* **BRIEF**
Return the material below in full and exactly.

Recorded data
########################################
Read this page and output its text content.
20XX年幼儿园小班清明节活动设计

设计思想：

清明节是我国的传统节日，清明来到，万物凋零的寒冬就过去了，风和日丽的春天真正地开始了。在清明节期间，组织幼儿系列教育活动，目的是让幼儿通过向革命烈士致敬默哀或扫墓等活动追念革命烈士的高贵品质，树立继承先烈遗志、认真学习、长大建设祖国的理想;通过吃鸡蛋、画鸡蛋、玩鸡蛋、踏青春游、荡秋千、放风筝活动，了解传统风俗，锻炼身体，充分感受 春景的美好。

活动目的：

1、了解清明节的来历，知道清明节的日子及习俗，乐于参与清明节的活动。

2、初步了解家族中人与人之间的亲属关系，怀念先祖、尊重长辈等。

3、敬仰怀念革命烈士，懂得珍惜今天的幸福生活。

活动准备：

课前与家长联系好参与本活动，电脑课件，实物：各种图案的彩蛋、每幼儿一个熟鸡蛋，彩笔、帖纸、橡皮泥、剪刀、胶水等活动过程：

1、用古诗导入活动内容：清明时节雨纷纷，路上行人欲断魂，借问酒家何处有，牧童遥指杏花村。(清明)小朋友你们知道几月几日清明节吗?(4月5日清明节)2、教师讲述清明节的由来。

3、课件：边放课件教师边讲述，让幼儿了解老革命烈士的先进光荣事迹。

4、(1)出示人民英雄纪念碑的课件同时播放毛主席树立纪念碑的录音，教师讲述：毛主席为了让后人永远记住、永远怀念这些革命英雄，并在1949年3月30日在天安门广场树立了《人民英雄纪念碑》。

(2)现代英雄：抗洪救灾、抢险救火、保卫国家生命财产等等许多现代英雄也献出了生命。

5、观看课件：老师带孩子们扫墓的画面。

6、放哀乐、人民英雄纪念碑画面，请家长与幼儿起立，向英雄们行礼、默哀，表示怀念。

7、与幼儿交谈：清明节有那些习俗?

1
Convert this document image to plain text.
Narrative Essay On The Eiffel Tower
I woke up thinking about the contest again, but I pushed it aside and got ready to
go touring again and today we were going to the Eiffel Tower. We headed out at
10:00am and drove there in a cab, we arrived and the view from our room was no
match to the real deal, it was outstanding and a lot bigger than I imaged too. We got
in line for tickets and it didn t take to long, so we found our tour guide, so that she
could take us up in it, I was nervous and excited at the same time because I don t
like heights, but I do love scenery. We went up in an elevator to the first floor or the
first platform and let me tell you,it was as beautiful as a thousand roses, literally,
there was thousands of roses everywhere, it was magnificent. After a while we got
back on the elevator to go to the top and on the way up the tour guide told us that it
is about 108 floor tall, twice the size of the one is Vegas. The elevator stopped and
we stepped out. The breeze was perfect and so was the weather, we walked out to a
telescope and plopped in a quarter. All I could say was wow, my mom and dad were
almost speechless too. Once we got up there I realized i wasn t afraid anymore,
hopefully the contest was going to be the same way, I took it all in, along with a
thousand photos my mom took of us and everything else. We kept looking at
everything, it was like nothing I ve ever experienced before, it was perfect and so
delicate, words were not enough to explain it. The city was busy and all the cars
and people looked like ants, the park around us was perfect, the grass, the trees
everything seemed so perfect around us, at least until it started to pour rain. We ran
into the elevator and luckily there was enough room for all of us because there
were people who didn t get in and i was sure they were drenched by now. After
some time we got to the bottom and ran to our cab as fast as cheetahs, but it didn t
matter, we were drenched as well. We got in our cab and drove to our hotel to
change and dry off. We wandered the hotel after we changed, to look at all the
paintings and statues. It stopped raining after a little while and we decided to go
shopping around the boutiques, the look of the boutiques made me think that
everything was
########################################
* **THE OUTPUT**
Read this page and output its text content.
20XX年幼儿园小班清明节活动设计

设计思想：

清明节是我国的传统节日，清明来到，万物凋零的寒冬就过去了，风和日丽的春天真正地开始了。在清明节期间，组织幼儿系列教育活动，目的是让幼儿通过向革命烈士致敬默哀或扫墓等活动追念革命烈士的高贵品质，树立继承先烈遗志、认真学习、长大建设祖国的理想;通过吃鸡蛋、画鸡蛋、玩鸡蛋、踏青春游、荡秋千、放风筝活动，了解传统风俗，锻炼身体，充分感受 春景的美好。

活动目的：

1、了解清明节的来历，知道清明节的日子及习俗，乐于参与清明节的活动。

2、初步了解家族中人与人之间的亲属关系，怀念先祖、尊重长辈等。

3、敬仰怀念革命烈士，懂得珍惜今天的幸福生活。

活动准备：

课前与家长联系好参与本活动，电脑课件，实物：各种图案的彩蛋、每幼儿一个熟鸡蛋，彩笔、帖纸、橡皮泥、剪刀、胶水等活动过程：

1、用古诗导入活动内容：清明时节雨纷纷，路上行人欲断魂，借问酒家何处有，牧童遥指杏花村。(清明)小朋友你们知道几月几日清明节吗?(4月5日清明节)2、教师讲述清明节的由来。

3、课件：边放课件教师边讲述，让幼儿了解老革命烈士的先进光荣事迹。

4、(1)出示人民英雄纪念碑的课件同时播放毛主席树立纪念碑的录音，教师讲述：毛主席为了让后人永远记住、永远怀念这些革命英雄，并在1949年3月30日在天安门广场树立了《人民英雄纪念碑》。

(2)现代英雄：抗洪救灾、抢险救火、保卫国家生命财产等等许多现代英雄也献出了生命。

5、观看课件：老师带孩子们扫墓的画面。

6、放哀乐、人民英雄纪念碑画面，请家长与幼儿起立，向英雄们行礼、默哀，表示怀念。

7、与幼儿交谈：清明节有那些习俗?

1
Convert this document image to plain text.
Narrative Essay On The Eiffel Tower
I woke up thinking about the contest again, but I pushed it aside and got ready to
go touring again and today we were going to the Eiffel Tower. We headed out at
10:00am and drove there in a cab, we arrived and the view from our room was no
match to the real deal, it was outstanding and a lot bigger than I imaged too. We got
in line for tickets and it didn t take to long, so we found our tour guide, so that she
could take us up in it, I was nervous and excited at the same time because I don t
like heights, but I do love scenery. We went up in an elevator to the first floor or the
first platform and let me tell you,it was as beautiful as a thousand roses, literally,
there was thousands of roses everywhere, it was magnificent. After a while we got
back on the elevator to go to the top and on the way up the tour guide told us that it
is about 108 floor tall, twice the size of the one is Vegas. The elevator stopped and
we stepped out. The breeze was perfect and so was the weather, we walked out to a
telescope and plopped in a quarter. All I could say was wow, my mom and dad were
almost speechless too. Once we got up there I realized i wasn t afraid anymore,
hopefully the contest was going to be the same way, I took it all in, along with a
thousand photos my mom took of us and everything else. We kept looking at
everything, it was like nothing I ve ever experienced before, it was perfect and so
delicate, words were not enough to explain it. The city was busy and all the cars
and people looked like ants, the park around us was perfect, the grass, the trees
everything seemed so perfect around us, at least until it started to pour rain. We ran
into the elevator and luckily there was enough room for all of us because there
were people who didn t get in and i was sure they were drenched by now. After
some time we got to the bottom and ran to our cab as fast as cheetahs, but it didn t
matter, we were drenched as well. We got in our cab and drove to our hotel to
change and dry off. We wandered the hotel after we changed, to look at all the
paintings and statues. It stopped raining after a little while and we decided to go
shopping around the boutiques, the look of the boutiques made me think that
everything was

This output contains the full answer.